Excerpts from a figure dataset:
#####
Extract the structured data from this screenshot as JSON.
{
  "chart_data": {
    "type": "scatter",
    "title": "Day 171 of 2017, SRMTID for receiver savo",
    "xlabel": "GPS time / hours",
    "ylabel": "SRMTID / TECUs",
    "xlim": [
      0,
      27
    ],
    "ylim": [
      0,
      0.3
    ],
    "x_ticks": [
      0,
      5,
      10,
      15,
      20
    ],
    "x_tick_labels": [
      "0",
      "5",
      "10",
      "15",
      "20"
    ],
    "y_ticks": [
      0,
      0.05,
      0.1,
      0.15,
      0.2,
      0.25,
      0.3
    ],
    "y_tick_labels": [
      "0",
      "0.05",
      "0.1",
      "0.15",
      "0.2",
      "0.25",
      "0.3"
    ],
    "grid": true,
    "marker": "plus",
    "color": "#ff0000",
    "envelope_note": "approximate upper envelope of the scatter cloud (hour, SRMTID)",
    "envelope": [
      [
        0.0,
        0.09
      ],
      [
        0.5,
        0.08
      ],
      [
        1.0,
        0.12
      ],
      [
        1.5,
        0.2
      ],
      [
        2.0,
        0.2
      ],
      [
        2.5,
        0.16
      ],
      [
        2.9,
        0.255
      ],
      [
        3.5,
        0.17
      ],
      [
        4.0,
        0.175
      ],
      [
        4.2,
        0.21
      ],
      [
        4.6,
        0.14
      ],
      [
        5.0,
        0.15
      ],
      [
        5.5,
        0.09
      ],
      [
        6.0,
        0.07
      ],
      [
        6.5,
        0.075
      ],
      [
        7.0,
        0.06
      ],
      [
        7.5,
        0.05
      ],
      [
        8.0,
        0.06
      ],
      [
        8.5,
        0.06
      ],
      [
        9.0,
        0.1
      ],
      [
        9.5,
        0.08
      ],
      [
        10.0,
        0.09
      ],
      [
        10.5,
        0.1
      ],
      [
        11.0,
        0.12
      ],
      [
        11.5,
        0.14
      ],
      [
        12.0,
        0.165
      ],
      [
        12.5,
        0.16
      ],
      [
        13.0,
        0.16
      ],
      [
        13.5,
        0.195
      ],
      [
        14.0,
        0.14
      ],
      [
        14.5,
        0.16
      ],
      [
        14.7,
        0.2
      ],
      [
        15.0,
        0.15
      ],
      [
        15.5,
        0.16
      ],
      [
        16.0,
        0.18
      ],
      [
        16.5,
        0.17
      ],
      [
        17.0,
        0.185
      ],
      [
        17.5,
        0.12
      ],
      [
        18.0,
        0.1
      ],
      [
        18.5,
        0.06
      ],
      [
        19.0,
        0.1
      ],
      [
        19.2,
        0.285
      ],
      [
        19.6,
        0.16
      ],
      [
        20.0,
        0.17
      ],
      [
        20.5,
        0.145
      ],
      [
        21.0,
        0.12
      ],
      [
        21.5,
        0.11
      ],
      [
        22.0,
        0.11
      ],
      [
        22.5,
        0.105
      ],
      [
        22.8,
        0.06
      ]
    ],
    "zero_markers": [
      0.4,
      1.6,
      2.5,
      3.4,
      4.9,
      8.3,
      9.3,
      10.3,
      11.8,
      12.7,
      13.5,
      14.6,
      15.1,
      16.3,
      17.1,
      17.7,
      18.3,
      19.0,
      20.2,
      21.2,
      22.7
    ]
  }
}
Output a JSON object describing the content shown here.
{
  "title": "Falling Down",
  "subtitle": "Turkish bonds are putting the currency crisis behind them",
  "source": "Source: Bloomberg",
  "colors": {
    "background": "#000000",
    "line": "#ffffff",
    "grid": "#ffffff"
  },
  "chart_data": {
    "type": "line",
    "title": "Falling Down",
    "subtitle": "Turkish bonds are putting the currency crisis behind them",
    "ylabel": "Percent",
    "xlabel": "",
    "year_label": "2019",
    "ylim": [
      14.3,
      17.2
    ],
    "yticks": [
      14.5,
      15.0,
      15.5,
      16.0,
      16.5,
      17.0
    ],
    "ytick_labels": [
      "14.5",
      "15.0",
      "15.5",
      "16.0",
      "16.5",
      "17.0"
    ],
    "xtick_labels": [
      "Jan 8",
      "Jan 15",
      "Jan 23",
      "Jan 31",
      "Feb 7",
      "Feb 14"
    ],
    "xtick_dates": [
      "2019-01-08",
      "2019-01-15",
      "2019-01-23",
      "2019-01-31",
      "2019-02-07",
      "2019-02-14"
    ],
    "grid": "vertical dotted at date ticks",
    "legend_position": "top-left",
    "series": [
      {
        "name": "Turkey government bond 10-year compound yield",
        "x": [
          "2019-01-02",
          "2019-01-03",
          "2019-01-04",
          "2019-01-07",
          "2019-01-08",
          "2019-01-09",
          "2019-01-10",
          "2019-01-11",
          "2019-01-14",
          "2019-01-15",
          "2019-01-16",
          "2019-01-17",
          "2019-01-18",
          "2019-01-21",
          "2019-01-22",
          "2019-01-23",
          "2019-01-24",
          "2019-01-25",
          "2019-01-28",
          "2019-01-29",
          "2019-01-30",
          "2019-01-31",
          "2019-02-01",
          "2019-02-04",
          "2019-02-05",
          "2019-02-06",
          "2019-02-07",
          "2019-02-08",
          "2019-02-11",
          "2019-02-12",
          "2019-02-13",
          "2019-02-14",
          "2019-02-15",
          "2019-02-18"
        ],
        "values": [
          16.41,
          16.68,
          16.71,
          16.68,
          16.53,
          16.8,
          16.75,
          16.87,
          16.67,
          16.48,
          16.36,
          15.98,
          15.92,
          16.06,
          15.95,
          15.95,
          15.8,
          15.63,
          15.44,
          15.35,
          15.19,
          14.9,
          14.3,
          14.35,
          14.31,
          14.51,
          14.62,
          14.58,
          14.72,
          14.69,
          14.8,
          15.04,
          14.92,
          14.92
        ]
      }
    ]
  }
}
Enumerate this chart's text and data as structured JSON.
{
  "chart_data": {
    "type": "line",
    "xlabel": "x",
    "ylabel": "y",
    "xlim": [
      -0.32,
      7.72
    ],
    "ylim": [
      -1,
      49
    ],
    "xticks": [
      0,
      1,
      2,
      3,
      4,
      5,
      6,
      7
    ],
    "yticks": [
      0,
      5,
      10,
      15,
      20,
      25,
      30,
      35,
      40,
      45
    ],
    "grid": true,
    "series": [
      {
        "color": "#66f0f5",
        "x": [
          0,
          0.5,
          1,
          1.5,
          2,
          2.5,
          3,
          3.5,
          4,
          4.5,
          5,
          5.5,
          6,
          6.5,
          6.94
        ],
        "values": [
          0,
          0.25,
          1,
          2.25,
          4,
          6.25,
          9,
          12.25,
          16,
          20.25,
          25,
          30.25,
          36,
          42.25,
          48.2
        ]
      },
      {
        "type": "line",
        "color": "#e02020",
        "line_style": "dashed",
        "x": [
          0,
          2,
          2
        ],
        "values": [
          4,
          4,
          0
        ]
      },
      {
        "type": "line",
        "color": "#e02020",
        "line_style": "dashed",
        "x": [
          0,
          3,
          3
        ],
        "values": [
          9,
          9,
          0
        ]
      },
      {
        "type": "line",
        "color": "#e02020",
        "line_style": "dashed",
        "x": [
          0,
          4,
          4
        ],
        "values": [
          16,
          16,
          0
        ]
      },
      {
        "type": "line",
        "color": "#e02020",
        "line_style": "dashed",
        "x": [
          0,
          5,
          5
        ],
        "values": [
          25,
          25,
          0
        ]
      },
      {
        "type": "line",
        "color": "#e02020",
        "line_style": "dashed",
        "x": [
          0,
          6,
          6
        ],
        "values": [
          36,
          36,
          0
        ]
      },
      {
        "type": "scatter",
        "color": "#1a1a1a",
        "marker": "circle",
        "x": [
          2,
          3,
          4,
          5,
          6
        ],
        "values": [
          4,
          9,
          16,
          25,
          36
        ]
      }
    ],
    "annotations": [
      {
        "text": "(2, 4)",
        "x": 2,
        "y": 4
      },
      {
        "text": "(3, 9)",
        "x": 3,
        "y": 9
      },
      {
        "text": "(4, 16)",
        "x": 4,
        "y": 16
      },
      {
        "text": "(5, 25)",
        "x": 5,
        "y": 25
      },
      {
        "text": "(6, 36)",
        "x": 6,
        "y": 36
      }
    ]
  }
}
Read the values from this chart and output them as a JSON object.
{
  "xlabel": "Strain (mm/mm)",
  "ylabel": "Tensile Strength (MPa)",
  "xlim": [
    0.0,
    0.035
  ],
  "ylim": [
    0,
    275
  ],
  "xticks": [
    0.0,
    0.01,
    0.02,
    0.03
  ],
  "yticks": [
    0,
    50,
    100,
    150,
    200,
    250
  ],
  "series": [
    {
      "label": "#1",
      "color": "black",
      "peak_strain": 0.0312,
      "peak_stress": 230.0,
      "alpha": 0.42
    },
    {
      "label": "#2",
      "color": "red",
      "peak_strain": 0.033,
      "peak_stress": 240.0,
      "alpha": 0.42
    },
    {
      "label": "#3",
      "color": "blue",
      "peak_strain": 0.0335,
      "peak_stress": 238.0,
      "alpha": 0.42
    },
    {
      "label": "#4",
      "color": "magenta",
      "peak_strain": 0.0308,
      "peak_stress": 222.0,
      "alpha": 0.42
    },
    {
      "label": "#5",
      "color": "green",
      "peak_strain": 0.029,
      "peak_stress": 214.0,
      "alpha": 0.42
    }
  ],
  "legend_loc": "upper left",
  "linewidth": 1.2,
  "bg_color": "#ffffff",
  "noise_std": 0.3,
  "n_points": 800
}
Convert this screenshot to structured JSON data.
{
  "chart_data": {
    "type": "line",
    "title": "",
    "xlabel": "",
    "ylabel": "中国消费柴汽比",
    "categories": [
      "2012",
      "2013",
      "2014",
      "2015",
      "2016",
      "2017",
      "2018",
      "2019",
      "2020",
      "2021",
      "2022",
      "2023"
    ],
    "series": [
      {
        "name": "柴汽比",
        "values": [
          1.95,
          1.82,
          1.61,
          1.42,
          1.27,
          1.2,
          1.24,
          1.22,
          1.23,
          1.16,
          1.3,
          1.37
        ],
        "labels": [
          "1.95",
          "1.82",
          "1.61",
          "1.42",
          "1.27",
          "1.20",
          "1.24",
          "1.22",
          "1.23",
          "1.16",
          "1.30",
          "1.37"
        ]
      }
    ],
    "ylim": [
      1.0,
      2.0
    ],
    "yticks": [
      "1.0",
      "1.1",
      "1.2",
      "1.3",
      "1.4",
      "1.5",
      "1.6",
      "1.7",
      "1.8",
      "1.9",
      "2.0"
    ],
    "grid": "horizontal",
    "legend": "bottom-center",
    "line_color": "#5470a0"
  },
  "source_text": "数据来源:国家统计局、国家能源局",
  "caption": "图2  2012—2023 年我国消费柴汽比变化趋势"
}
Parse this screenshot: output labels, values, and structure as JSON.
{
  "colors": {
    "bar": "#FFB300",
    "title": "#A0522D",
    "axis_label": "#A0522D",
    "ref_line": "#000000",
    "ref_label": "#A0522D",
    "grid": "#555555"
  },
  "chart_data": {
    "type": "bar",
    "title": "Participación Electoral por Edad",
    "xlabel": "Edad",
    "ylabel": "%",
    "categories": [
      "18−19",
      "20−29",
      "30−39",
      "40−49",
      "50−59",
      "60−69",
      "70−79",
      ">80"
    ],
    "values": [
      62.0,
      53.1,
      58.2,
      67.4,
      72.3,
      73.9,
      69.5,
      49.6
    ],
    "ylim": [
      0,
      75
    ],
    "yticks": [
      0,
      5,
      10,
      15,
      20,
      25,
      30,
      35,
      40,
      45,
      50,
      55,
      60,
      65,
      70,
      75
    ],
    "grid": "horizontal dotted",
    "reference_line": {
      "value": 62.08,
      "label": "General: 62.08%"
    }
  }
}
#####
- TASK -
Return nothing except the number of lines that include the string "Turkish".

- EXERCISE RESPONSE -
2